* Provided records:
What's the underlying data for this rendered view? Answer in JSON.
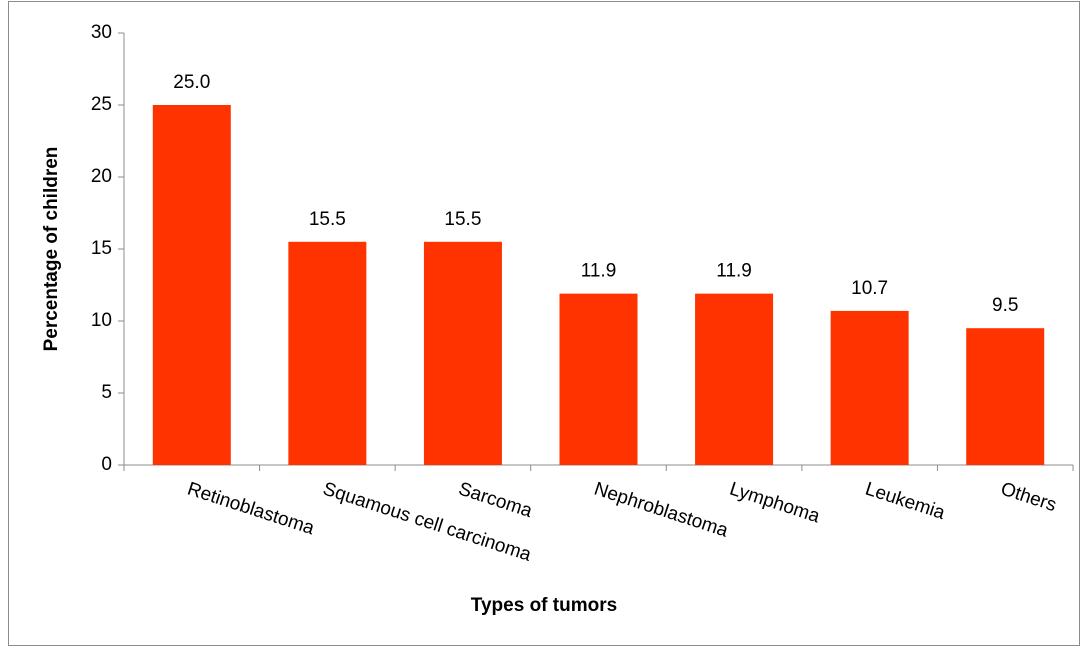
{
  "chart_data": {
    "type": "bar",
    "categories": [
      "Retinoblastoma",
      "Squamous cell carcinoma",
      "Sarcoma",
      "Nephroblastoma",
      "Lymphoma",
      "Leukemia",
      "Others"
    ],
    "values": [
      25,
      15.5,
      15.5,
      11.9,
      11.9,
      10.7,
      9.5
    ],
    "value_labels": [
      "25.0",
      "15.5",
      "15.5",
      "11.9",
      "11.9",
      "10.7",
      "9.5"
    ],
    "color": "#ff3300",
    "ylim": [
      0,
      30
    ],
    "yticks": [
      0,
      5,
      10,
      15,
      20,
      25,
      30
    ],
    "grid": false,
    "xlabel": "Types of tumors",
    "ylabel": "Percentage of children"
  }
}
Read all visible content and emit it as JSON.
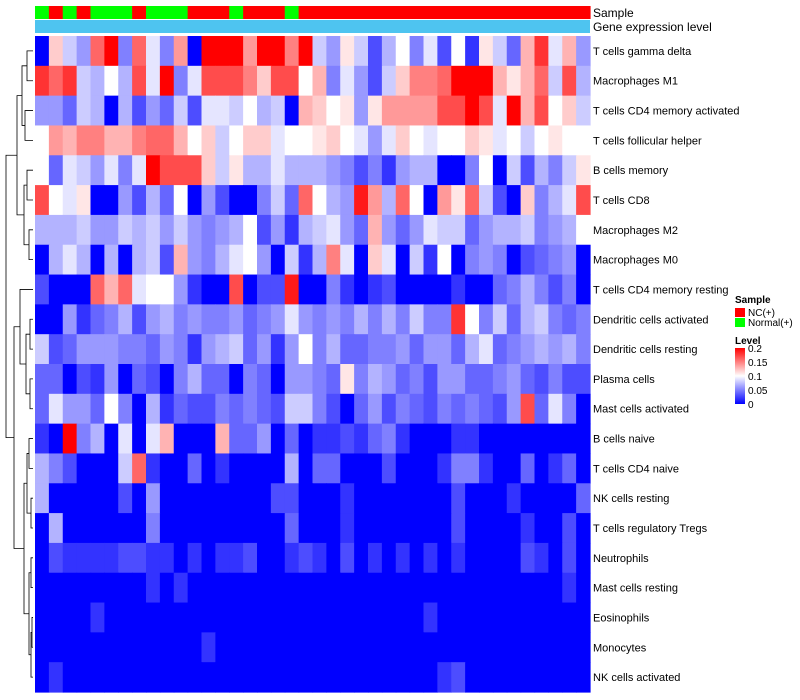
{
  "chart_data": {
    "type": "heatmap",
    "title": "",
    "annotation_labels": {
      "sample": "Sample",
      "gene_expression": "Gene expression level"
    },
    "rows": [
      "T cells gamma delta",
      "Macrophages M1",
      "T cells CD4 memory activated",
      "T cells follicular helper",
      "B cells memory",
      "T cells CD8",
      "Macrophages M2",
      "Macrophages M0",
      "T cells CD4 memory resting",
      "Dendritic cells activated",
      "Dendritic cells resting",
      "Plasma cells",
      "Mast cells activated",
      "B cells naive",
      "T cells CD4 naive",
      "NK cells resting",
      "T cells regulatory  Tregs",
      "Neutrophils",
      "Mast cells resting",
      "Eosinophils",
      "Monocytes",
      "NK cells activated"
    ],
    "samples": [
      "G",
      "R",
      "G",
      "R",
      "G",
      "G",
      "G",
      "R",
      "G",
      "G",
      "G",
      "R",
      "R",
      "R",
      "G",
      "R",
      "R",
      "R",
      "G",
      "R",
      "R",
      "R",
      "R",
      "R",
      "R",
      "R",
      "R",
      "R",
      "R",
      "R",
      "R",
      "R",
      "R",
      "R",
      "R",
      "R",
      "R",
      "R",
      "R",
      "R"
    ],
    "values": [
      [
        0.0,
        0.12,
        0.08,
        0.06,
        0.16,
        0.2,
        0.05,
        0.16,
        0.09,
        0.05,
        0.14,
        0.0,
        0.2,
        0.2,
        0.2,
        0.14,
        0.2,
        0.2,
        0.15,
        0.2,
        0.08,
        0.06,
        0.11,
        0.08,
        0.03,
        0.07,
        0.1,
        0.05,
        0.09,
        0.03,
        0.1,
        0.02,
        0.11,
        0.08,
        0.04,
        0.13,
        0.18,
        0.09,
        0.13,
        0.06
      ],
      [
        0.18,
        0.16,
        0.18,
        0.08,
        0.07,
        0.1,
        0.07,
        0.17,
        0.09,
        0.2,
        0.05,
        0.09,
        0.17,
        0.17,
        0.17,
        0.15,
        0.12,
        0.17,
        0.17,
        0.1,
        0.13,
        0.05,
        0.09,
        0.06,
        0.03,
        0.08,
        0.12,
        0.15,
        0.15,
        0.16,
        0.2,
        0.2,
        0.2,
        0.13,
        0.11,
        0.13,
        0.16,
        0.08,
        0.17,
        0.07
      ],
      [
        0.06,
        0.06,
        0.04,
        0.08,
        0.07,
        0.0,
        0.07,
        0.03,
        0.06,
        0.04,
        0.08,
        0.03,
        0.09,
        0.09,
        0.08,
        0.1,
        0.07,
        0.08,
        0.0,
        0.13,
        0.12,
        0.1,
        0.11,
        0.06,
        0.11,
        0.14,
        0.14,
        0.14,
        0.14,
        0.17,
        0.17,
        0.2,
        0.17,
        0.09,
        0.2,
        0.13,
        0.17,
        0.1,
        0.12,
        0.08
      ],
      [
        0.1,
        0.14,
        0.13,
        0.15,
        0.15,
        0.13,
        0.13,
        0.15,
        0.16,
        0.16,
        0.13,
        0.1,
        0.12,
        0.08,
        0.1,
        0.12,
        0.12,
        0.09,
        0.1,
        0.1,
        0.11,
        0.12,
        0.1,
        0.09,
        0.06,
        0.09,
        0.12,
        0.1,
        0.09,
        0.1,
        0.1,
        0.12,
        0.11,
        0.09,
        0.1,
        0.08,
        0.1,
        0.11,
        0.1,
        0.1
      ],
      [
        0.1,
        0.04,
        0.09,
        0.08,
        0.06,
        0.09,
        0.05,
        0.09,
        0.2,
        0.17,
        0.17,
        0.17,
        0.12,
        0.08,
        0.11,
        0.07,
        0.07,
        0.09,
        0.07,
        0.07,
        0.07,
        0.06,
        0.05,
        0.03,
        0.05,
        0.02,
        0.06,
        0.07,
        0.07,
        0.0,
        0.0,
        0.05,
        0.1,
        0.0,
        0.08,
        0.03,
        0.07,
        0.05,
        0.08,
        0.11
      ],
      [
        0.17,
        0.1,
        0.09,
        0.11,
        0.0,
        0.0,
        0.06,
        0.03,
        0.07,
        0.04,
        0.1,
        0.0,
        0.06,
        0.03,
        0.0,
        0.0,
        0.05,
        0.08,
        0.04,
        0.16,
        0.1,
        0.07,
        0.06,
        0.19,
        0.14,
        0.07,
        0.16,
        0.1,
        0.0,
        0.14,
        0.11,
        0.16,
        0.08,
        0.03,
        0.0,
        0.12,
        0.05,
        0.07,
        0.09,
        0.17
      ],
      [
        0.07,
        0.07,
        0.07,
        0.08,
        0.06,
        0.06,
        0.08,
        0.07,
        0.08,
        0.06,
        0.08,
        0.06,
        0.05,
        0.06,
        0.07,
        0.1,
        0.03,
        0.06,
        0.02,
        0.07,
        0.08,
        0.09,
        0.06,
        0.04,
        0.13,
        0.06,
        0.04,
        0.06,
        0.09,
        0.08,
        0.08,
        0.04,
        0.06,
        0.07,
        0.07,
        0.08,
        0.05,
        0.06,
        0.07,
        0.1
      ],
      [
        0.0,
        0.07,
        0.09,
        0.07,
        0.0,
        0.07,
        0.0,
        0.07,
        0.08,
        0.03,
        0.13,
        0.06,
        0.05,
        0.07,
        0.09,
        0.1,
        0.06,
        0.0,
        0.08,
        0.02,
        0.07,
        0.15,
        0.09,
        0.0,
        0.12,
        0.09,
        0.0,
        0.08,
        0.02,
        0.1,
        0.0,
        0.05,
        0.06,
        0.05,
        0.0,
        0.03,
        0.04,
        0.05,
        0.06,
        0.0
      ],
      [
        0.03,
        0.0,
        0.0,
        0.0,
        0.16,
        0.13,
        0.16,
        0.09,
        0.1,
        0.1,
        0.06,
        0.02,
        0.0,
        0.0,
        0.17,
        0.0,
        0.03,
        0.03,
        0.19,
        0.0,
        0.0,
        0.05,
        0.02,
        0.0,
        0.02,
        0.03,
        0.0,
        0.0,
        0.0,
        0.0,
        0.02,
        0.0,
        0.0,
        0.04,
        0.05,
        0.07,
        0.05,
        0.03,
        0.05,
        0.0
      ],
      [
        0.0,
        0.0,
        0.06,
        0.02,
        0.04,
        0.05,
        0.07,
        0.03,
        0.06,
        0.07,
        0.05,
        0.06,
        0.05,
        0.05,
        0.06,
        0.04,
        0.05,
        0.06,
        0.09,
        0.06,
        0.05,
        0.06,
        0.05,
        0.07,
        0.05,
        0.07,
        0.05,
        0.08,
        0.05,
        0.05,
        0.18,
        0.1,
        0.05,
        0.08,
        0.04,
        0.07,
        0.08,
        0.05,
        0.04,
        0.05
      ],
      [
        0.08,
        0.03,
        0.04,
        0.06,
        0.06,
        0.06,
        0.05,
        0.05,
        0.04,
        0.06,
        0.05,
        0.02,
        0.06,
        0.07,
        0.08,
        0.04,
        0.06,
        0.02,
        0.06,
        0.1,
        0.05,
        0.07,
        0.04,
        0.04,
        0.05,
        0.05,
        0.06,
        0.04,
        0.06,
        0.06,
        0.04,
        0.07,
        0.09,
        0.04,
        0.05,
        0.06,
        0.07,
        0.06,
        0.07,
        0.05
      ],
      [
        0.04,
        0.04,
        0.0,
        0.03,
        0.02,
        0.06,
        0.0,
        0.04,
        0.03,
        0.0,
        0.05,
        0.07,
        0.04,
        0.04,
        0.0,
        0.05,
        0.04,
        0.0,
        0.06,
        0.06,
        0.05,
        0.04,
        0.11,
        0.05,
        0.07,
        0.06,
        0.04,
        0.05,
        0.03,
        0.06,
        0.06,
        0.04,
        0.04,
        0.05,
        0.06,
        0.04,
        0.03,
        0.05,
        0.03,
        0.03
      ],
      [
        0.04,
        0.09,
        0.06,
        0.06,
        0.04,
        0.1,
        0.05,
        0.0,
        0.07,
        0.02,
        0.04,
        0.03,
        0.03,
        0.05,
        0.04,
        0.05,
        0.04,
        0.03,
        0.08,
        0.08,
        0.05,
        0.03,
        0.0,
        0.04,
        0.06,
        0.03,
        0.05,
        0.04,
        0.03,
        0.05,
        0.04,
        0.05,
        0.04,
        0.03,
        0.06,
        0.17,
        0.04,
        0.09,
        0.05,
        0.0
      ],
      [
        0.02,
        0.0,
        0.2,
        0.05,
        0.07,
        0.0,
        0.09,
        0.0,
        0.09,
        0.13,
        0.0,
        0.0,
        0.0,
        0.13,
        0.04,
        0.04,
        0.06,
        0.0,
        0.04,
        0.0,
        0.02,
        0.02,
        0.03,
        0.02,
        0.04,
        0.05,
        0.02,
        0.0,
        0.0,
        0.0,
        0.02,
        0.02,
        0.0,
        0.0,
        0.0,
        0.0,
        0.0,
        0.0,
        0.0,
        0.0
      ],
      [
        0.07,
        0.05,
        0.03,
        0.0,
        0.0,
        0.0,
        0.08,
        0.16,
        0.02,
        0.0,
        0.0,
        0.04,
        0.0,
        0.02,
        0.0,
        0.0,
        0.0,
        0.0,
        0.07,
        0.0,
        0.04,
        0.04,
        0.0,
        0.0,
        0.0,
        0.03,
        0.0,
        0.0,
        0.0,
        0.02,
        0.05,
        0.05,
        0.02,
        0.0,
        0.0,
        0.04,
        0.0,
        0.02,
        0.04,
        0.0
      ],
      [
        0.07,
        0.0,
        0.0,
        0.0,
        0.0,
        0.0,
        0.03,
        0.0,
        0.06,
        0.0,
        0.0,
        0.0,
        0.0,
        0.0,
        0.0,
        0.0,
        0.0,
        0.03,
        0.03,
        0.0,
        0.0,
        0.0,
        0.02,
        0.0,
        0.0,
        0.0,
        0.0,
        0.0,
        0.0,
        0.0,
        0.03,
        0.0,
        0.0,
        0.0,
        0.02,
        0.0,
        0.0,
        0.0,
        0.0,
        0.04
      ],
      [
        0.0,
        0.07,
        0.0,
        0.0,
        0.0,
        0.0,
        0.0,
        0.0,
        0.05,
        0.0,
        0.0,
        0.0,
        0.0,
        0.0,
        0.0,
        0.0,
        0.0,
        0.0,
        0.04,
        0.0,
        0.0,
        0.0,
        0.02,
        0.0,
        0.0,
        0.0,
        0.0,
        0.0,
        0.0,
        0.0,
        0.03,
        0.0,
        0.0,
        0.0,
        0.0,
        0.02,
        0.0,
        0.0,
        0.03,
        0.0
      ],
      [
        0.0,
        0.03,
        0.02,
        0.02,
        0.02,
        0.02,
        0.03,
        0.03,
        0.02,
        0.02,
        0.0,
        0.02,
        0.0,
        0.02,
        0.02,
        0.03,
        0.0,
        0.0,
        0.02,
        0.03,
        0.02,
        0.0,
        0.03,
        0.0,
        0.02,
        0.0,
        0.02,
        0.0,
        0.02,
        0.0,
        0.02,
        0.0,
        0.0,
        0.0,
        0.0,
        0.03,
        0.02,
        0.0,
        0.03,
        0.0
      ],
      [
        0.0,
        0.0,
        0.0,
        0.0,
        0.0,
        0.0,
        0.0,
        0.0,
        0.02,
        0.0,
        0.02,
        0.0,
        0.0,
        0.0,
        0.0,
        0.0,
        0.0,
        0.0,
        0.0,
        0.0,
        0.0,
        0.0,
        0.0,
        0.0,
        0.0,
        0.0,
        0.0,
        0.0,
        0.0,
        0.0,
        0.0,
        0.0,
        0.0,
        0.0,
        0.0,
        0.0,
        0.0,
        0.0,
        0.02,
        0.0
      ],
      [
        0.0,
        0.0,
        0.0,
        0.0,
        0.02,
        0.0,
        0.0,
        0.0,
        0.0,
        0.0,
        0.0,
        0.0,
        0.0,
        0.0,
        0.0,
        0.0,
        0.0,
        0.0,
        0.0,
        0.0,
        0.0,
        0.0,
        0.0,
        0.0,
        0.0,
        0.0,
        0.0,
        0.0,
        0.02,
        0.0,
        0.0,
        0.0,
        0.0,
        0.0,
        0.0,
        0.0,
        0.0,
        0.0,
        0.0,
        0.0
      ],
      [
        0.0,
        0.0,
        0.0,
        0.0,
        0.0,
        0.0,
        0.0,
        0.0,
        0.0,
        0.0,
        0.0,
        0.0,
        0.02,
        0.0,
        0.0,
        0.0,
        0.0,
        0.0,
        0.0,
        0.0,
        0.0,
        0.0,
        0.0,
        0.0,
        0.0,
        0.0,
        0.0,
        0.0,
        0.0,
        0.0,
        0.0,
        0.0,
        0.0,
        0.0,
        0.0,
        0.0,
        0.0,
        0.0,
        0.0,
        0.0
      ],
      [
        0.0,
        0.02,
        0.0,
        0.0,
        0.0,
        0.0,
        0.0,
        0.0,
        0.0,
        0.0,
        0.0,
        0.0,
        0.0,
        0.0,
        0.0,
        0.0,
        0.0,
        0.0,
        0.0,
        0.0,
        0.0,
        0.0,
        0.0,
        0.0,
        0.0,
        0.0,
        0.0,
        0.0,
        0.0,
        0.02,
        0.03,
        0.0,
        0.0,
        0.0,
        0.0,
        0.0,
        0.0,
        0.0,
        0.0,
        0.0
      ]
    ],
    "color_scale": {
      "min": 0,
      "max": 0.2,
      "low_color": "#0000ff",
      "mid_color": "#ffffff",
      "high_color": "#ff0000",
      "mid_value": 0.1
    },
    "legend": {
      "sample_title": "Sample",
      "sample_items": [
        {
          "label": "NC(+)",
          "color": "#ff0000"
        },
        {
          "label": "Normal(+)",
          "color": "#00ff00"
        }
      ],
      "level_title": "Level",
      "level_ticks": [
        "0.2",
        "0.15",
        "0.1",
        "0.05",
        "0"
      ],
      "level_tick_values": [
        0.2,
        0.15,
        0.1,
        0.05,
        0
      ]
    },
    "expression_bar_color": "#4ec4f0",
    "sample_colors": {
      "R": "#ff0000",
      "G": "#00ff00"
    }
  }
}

* What you are asked to do:
Find the word "activated" in the records. Copy every line it appears in.

* Response area:
      "T cells CD4 memory activated",
      "Dendritic cells activated",
      "Mast cells activated",
      "NK cells activated"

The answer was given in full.